» Source extract
QUIC

QUIC Performance Measurements

Motivation

Research of the new QUIC protocol is a priority at our chair since early stages of the IETF draft. Our research focuses on the performance of QUIC on high-speed networks but also the protocol deployment on the Internet.

If you are an interested researcher or student who wants to cooperate with us or if you have any questions, feel free to contact us. Our QUIC interest group is for exchanging ongoing research, concepts, and measurement methodologies to evaluate the performance of QUIC and its deployment. We have collaborated with many students, supervised theses and presented results to the research community.

Performance Measurements

We conduct performance measurements of the QUIC protocol and different implementations on testbeds of our chair. All measurements are conducted on real hardware and focus on high-speed scenarios with links of 10Gbit/s or higher. We evaluate different libraries such as LSQUIC, Quiche and quic-go. Measurements are conducted in different scenarios and under different network conditions.

Previous and ongoing work on TCP at our chair allows us to compare new developments to existing, optimized stacks. Furthermore, the chair's focus on reproducible measurements and experiments provides us a basis for a detailed analysis of QUIC.

Therefore, we developed a framework to enable high-speed network measrurements on dedicated hardware servers. It is based on the QUIC Interop Runner and follows different principles: flexibility, portability and reproducibility. For more information we refer to our publication QUIC on the Highway: Evaluating Performance on High-rate Links . The framework is publicly available alongside all measurement configurations, and results shown in the paper, analysis scripts to parse the results, and Jupyter notebooks for visualization. We evaluate the influence of different system parameters and configurations and reach goodputs for default implementations of different QUIC libraries of up to 5 Gbit/s. The framework is presented at IFIP Networking 2023 and source code as well as raw data is provided via Github . Below you can find the general workflow used in our measurements.

» Short exercise 1
Express the annotated drawing entries from the line containing "Patent image size: (828, 412)." through the last entry as a Markdown table with the columns Row and Line, numbering each row and omitting blank lines.

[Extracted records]
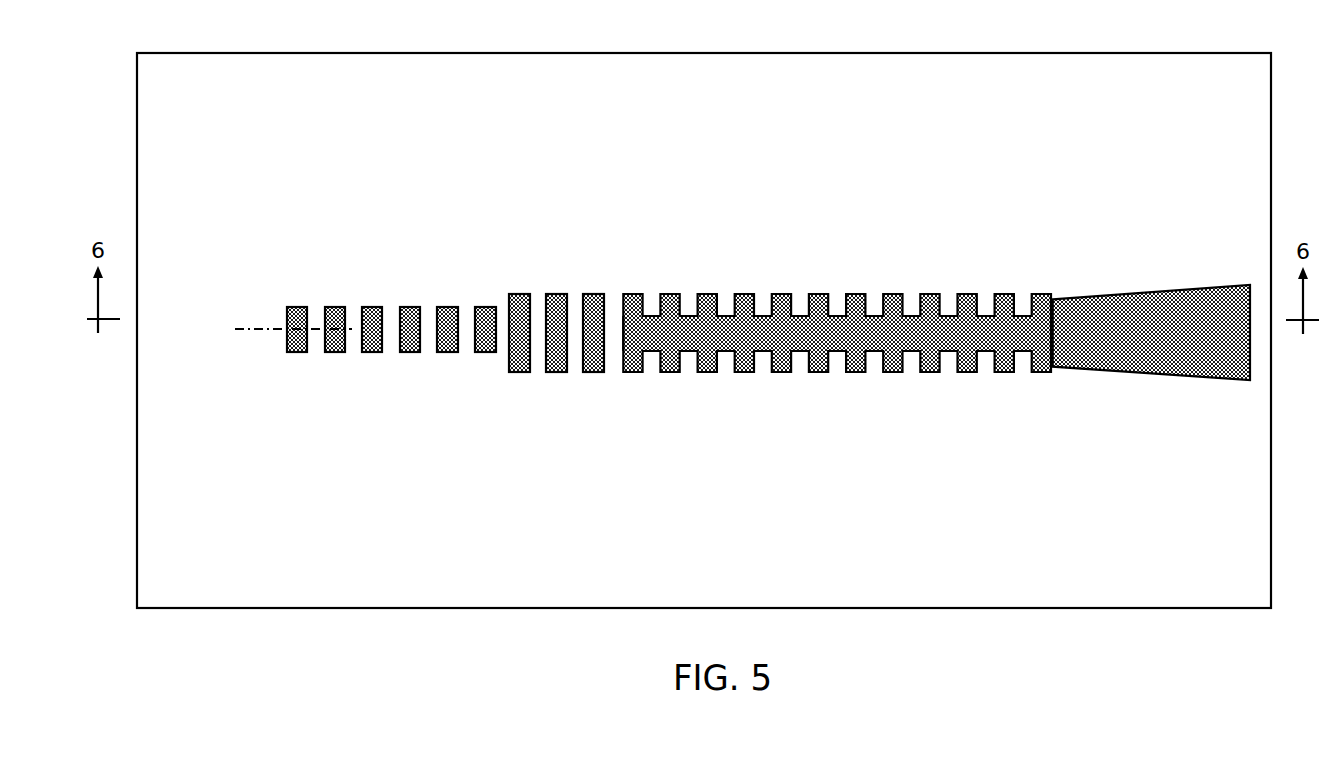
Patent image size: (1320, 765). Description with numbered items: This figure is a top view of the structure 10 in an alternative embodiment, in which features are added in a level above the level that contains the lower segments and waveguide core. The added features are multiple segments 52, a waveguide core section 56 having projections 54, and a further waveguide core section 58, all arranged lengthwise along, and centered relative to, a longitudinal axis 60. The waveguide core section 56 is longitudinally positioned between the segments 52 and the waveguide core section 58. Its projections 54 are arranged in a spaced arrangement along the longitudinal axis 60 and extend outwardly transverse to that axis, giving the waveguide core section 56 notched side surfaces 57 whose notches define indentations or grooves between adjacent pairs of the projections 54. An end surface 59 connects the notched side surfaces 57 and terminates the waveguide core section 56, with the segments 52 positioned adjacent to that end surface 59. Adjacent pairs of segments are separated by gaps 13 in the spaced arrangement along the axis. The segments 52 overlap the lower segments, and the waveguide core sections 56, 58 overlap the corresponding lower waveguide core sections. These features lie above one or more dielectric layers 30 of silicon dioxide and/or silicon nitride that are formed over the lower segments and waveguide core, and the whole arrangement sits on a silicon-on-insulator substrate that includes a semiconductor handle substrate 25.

The structure 10 is at (260, 150).
The gaps 13 is at (433, 333).
The handle substrate 25 is at (447, 327).
The dielectric layers 30 is at (704, 330).
The segments 52 is at (338, 340).
The projections 54 is at (669, 304).
The waveguide core section 56 is at (810, 335).
The notched side surfaces 57 is at (856, 302).
The waveguide core section 58 is at (1129, 328).
The end surface 59 is at (628, 346).
The longitudinal axis 60 is at (271, 328).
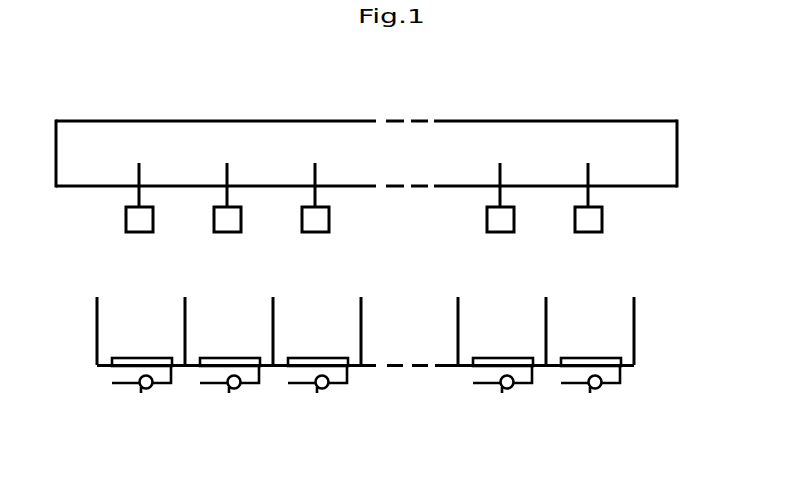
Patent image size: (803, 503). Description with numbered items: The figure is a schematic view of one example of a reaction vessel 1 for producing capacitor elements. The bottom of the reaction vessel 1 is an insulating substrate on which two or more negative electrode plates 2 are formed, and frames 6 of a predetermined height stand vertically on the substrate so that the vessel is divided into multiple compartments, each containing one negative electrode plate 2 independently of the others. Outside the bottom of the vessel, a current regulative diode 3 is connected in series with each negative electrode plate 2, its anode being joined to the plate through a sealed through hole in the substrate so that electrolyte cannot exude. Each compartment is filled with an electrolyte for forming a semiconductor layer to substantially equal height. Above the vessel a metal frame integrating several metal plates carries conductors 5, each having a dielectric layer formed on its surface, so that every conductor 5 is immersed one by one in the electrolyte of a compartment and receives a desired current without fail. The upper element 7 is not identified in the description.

The reaction vessel 1 is at (630, 283).
The negative electrode plate 2 is at (583, 360).
The current regulative diode 3 is at (600, 387).
The conductor 5 is at (590, 218).
The frame 6 is at (456, 342).
The main controller 7 is at (608, 138).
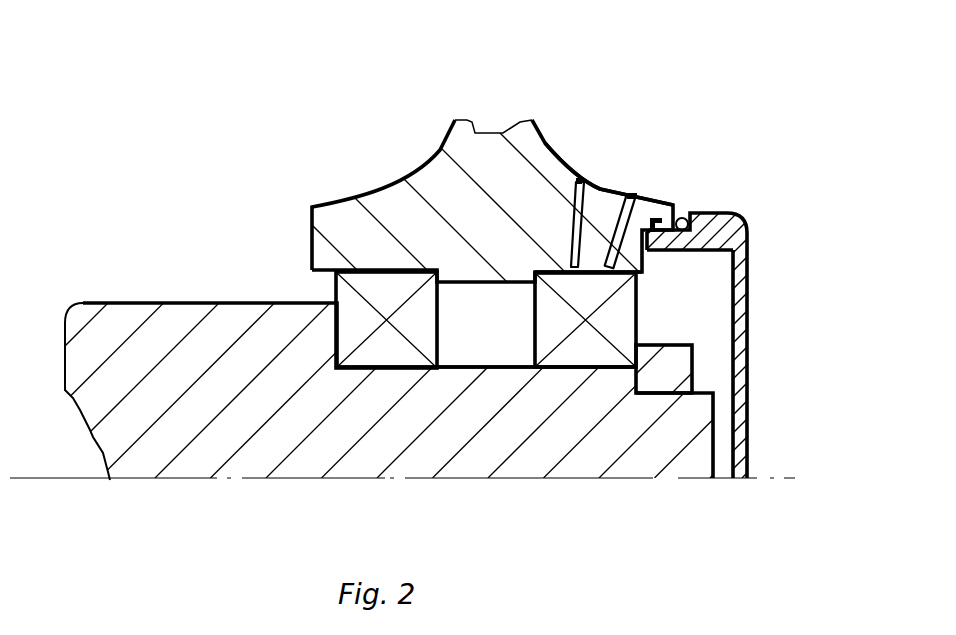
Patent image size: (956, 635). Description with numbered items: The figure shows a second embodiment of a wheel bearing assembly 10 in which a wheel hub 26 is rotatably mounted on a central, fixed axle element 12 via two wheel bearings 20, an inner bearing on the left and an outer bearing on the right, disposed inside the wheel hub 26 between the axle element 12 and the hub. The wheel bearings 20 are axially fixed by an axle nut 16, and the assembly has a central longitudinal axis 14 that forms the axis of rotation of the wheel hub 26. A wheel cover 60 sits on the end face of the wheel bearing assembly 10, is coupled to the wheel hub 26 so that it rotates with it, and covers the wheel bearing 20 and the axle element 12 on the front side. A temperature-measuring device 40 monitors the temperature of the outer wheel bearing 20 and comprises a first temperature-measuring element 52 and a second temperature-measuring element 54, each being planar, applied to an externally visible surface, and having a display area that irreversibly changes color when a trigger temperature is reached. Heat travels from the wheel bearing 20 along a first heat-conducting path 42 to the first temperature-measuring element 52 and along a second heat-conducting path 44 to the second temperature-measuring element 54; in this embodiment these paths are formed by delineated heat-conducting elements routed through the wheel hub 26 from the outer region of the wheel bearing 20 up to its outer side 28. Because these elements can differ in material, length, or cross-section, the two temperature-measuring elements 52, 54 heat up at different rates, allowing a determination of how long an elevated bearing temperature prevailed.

The wheel bearing assembly 10 is at (478, 297).
The axle element 12 is at (190, 462).
The longitudinal axis 14 is at (538, 478).
The axle nut 16 is at (680, 373).
The wheel bearings 20 is at (368, 283).
The wheel hub 26 is at (327, 230).
The outer side 28 is at (657, 200).
The temperature-measuring device 40 is at (629, 152).
The first heat-conducting path 42 is at (575, 232).
The second heat-conducting path 44 is at (612, 233).
The first temperature-measuring element 52 is at (583, 182).
The second temperature-measuring element 54 is at (635, 186).
The wheel cover 60 is at (745, 385).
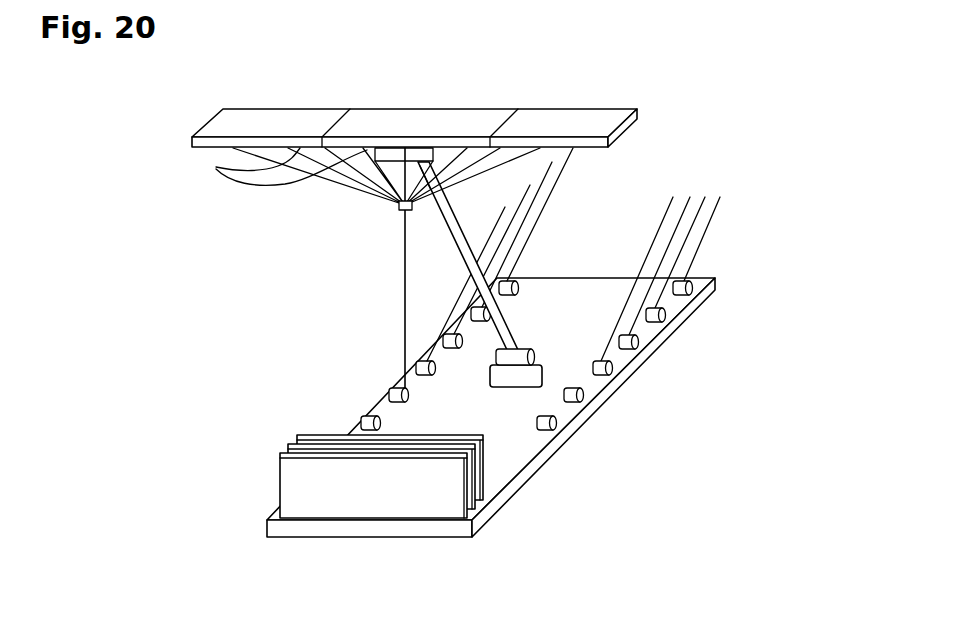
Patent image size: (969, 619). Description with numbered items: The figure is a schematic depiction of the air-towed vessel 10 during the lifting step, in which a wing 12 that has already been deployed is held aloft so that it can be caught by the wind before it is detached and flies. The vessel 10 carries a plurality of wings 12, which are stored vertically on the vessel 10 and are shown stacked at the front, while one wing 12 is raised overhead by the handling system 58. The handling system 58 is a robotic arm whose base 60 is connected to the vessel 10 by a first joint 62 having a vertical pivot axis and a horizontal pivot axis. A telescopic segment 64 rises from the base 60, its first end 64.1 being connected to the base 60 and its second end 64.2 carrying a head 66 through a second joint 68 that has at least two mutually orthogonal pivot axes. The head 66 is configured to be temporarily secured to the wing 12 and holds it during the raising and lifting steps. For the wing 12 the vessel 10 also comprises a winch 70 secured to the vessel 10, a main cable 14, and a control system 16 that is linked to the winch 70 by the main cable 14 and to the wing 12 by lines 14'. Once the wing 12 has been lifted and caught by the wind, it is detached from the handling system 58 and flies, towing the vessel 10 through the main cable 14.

The air-towed vessel 10 is at (598, 290).
The wing 12 is at (505, 110).
The main cable 14 is at (348, 268).
The lines 14' is at (274, 166).
The control system 16 is at (398, 213).
The handling system 58 is at (470, 233).
The base 60 is at (511, 387).
The first joint 62 is at (533, 341).
The segment 64 is at (443, 229).
The first end of the segment 64.1 is at (520, 366).
The second end of the segment 64.2 is at (415, 173).
The head 66 is at (393, 150).
The second joint 68 is at (399, 205).
The winch 70 is at (387, 388).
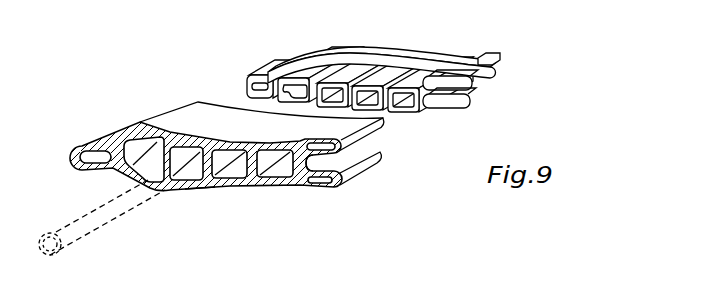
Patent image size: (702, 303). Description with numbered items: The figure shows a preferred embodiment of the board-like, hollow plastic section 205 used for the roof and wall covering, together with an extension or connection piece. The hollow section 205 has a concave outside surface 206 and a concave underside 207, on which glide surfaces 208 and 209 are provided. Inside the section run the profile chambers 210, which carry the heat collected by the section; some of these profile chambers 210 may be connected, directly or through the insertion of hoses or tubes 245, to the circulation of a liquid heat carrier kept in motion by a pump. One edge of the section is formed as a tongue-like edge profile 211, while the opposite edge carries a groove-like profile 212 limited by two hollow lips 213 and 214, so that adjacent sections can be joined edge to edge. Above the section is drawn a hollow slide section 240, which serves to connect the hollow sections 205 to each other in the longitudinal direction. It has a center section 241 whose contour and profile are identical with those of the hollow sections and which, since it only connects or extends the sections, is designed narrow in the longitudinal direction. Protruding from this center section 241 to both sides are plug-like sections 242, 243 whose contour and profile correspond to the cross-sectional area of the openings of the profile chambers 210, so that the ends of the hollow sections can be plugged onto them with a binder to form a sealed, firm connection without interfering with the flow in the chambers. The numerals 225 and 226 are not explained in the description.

The hollow section 205 is at (137, 112).
The concave outside surface 206 is at (187, 120).
The concave underside 207 is at (203, 192).
The glide surface 208 is at (312, 190).
The glide surface 209 is at (150, 192).
The profile chambers 210 is at (270, 172).
The tongue-like edge profile 211 is at (82, 145).
The groove-like profile 212 is at (376, 164).
The hollow lip 213 is at (318, 140).
The hollow lip 214 is at (323, 188).
The conductor 225 is at (267, 15).
The conductor 226 is at (312, 6).
The hollow slide section 240 is at (404, 74).
The center section 241 is at (403, 62).
The plug-like section 242 is at (355, 53).
The plug-like section 243 is at (440, 103).
The hoses or tubes 245 is at (77, 236).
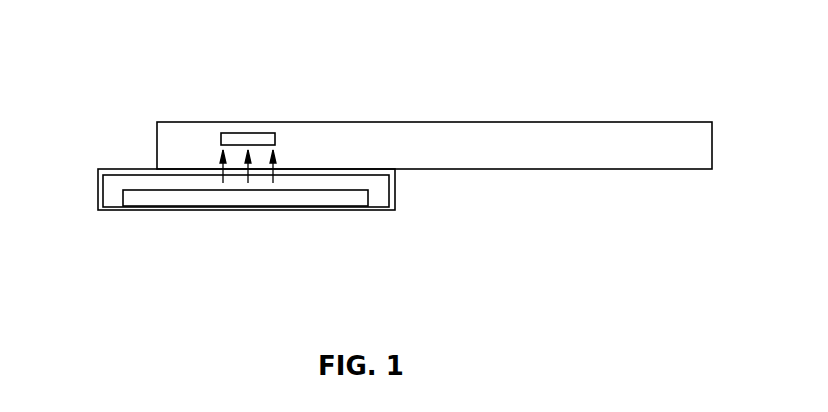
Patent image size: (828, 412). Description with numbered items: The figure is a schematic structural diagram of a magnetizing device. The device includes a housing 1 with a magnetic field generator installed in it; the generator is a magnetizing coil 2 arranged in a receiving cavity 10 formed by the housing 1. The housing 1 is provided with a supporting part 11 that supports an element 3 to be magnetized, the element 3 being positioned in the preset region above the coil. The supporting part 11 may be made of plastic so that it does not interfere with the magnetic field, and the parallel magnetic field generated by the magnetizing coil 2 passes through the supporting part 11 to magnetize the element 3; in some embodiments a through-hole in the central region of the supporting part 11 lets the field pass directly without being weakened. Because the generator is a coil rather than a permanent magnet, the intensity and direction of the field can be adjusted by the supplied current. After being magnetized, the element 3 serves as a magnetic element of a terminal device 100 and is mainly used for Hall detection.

The terminal device 100 is at (335, 143).
The housing 1 is at (212, 206).
The receiving cavity 10 is at (110, 200).
The supporting part 11 is at (117, 172).
The magnetizing coil 2 is at (230, 198).
The element to be magnetized 3 is at (247, 139).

» Short exercise 2
Which QUIC libraries does the QUIC measurement page name as ones the chair evaluates?

» Task answer 1
| Row | Line |
|---|---|
| 1 | Patent image size: (828, 412). Description with numbered items: The figure is a schematic structural diagram of a magnetizing device. The device includes a housing 1 with a magnetic field generator installed in it; the generator is a magnetizing coil 2 arranged in a receiving cavity 10 formed by the housing 1. The housing 1 is provided with a supporting part 11 that supports an element 3 to be magnetized, the element 3 being positioned in the preset region above the coil. The supporting part 11 may be made of plastic so that it does not interfere with the magnetic field, and the parallel magnetic field generated by the magnetizing coil 2 passes through the supporting part 11 to magnetize the element 3; in some embodiments a through-hole in the central region of the supporting part 11 lets the field pass directly without being weakened. Because the generator is a coil rather than a permanent magnet, the intensity and direction of the field can be adjusted by the supplied current. After being magnetized, the element 3 serves as a magnetic element of a terminal device 100 and is mainly used for Hall detection. |
| 2 | The terminal device 100 is at (335, 143). |
| 3 | The housing 1 is at (212, 206). |
| 4 | The receiving cavity 10 is at (110, 200). |
| 5 | The supporting part 11 is at (117, 172). |
| 6 | The magnetizing coil 2 is at (230, 198). |
| 7 | The element to be magnetized 3 is at (247, 139). |

» Task answer 2
LSQUIC, Quiche, and quic-go.